> _TO-DO LIST_
**a.** In the stored listing, swap "photo-thumbnail" for "image-tile" in the part that runs from the first line through the line containing "tab-label: Flashback Days [775,2431,995,2463]". Give those lines back with no other change.
**b.** Carry on the news piece about the ruling on Hollinger's asset freeze against Mr. Radler from the point where it stops.

B.C. Supreme Court Justice Catherine Wedge ruled that Hollinger failed to show there was an imminent risk of "dissipation of assets," by Conrad Black's former right-hand man at Hollinger International Inc.

"It is on this part of the test that the application runs aground," said the judge as she read out her ruling in a Vancouver courtroom Tuesday morning.

The judge was critical of a 125-page affidavit filed by Hollinger director Wesley Voorheis last month, in support of the asset freeze, known as a Mareva injunction.

The affidavit was "marred by argument, speculation and invective," concluded Judge Wedge.

Hollinger obtained a temporary asset freeze on October 25, in an ex parte application before B.C. Supreme Court Justice Deborah Satanove.

The injunction placed several restrictions on the personal and business assets of Mr. Radler, who lives in Vancouver. His spending was also limited to $25,000 per month.

The temporary asset freeze was set to expire Nov. 9 and Judge Wedge heard more than three days of arguments last week from lawyers representing Hollinger and Mr. Radler.

Hollinger was asking the court to extend the freeze until the end of a civil action in the Ontario Superior Court.

Mr. Radler, Lord Black and several other former Hollinger International executives are defendants in the Ontario lawsuit which is seeking $750-million in damages.

A Mareva injunction is "sweeping and highly intrusive in its terms," said Judge Wedge.

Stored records
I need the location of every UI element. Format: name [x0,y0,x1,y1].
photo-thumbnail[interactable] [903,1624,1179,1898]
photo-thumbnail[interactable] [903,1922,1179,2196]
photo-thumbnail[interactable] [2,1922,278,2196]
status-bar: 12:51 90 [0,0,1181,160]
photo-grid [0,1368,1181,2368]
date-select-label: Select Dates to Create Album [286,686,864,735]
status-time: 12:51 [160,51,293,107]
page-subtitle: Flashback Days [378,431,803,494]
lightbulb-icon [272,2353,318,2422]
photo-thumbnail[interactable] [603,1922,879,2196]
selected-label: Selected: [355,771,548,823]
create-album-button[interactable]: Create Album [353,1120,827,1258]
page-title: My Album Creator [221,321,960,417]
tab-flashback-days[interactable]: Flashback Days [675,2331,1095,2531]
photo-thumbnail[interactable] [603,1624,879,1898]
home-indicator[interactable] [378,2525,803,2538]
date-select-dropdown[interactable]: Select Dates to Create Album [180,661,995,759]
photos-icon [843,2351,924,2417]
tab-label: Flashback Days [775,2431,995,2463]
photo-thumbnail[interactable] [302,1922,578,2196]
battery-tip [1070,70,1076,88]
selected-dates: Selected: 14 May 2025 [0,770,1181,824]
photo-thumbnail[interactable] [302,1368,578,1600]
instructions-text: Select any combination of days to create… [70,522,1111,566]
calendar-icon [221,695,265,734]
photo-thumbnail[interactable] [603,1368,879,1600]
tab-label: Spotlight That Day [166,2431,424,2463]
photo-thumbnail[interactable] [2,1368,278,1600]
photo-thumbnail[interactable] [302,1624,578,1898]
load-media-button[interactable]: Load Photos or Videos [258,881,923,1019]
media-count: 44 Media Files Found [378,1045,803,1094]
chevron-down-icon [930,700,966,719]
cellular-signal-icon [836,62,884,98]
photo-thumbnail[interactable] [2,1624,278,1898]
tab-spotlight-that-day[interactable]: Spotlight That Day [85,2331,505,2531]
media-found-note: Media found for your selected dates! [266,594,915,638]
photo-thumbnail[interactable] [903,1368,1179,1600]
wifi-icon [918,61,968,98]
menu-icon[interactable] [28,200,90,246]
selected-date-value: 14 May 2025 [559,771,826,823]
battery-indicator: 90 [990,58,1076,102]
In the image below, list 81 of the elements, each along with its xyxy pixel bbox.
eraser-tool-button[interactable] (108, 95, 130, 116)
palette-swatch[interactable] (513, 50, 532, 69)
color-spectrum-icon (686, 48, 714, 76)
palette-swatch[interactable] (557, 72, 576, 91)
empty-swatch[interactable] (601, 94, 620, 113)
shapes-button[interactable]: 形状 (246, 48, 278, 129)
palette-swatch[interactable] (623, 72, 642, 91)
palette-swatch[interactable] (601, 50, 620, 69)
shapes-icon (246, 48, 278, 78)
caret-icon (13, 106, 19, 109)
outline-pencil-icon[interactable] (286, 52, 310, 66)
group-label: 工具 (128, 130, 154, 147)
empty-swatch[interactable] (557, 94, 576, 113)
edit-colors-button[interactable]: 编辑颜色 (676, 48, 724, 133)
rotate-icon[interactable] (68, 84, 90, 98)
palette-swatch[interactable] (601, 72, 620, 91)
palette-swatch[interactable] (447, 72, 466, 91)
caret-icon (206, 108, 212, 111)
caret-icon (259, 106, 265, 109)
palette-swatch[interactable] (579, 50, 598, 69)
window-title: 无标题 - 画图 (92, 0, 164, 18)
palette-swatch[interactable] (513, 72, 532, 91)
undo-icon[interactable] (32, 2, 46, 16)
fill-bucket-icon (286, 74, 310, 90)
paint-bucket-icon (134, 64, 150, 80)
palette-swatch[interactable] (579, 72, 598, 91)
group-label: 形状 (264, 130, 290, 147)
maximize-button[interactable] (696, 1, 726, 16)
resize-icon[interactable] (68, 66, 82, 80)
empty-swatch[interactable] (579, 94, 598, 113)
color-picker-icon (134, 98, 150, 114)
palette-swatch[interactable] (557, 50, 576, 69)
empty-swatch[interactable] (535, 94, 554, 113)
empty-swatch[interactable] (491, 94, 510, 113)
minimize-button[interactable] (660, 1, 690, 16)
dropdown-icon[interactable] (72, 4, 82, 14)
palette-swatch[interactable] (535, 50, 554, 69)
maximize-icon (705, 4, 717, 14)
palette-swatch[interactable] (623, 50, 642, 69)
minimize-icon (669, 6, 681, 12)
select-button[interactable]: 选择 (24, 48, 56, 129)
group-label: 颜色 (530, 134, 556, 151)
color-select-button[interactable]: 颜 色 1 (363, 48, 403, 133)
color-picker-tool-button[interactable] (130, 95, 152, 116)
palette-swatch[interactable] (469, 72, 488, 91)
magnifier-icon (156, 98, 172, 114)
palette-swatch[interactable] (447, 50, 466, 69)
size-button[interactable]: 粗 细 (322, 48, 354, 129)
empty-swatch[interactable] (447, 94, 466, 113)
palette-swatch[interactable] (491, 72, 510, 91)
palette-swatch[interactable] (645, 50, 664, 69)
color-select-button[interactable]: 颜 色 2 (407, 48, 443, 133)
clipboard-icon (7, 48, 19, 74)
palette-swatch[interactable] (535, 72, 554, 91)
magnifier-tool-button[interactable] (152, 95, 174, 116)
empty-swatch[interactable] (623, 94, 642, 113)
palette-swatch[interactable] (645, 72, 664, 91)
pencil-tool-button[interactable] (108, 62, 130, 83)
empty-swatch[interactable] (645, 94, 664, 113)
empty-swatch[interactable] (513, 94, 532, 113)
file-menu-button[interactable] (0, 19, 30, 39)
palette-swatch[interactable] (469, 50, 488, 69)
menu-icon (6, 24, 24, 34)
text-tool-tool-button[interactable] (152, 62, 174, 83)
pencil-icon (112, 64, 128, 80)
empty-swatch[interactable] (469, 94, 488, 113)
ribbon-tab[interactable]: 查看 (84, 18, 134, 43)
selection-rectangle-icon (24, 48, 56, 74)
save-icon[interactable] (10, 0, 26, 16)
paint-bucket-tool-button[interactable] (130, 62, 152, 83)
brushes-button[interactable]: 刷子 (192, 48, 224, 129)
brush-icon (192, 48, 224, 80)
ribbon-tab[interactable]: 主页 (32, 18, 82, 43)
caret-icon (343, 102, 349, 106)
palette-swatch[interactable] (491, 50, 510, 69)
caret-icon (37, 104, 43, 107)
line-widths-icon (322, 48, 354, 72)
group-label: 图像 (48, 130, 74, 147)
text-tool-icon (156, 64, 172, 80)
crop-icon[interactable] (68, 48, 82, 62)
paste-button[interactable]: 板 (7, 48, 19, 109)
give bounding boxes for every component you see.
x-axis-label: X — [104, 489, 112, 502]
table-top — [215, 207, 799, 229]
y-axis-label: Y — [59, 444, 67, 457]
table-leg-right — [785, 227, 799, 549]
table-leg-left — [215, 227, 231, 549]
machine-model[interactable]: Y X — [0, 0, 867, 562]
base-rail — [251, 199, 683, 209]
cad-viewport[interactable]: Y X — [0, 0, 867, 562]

> _TASK-BY-TASK OUTPUTS_
**a.**
I need the location of every UI element. Format: name [x0,y0,x1,y1].
image-tile[interactable] [903,1624,1179,1898]
image-tile[interactable] [903,1922,1179,2196]
image-tile[interactable] [2,1922,278,2196]
status-bar: 12:51 90 [0,0,1181,160]
photo-grid [0,1368,1181,2368]
date-select-label: Select Dates to Create Album [286,686,864,735]
status-time: 12:51 [160,51,293,107]
page-subtitle: Flashback Days [378,431,803,494]
lightbulb-icon [272,2353,318,2422]
image-tile[interactable] [603,1922,879,2196]
selected-label: Selected: [355,771,548,823]
create-album-button[interactable]: Create Album [353,1120,827,1258]
page-title: My Album Creator [221,321,960,417]
tab-flashback-days[interactable]: Flashback Days [675,2331,1095,2531]
image-tile[interactable] [603,1624,879,1898]
home-indicator[interactable] [378,2525,803,2538]
date-select-dropdown[interactable]: Select Dates to Create Album [180,661,995,759]
photos-icon [843,2351,924,2417]
tab-label: Flashback Days [775,2431,995,2463]

**b.**
She noted that very little action has been taken by Hollinger to move forward the Ontario civil action since it was filed earlier this year.

"The obvious question is why Hollinger has waited all this time to bring the injunction application," said Judge Wedge.

Mr. Radler pleaded guilty in Chicago September 2005 to one fraud-related count connected to the improper transfer of more than $7-million in non-compete payments.

Mr. Radler has made restitution on the non-compete payments and his plea agreement includes a 29-month jail sentence, to be served after he is expected to testify against Lord Black next spring in a U.S. court.

"As a result of the plea agreement Mr. Radler is on a tight leash," said Judge Wedge, who suggested that U.S. authorities would be monitoring any inappropriate financial transactions.

A lawyer for Hollinger indicated in court that the company will file an appeal of the ruling as soon as possible.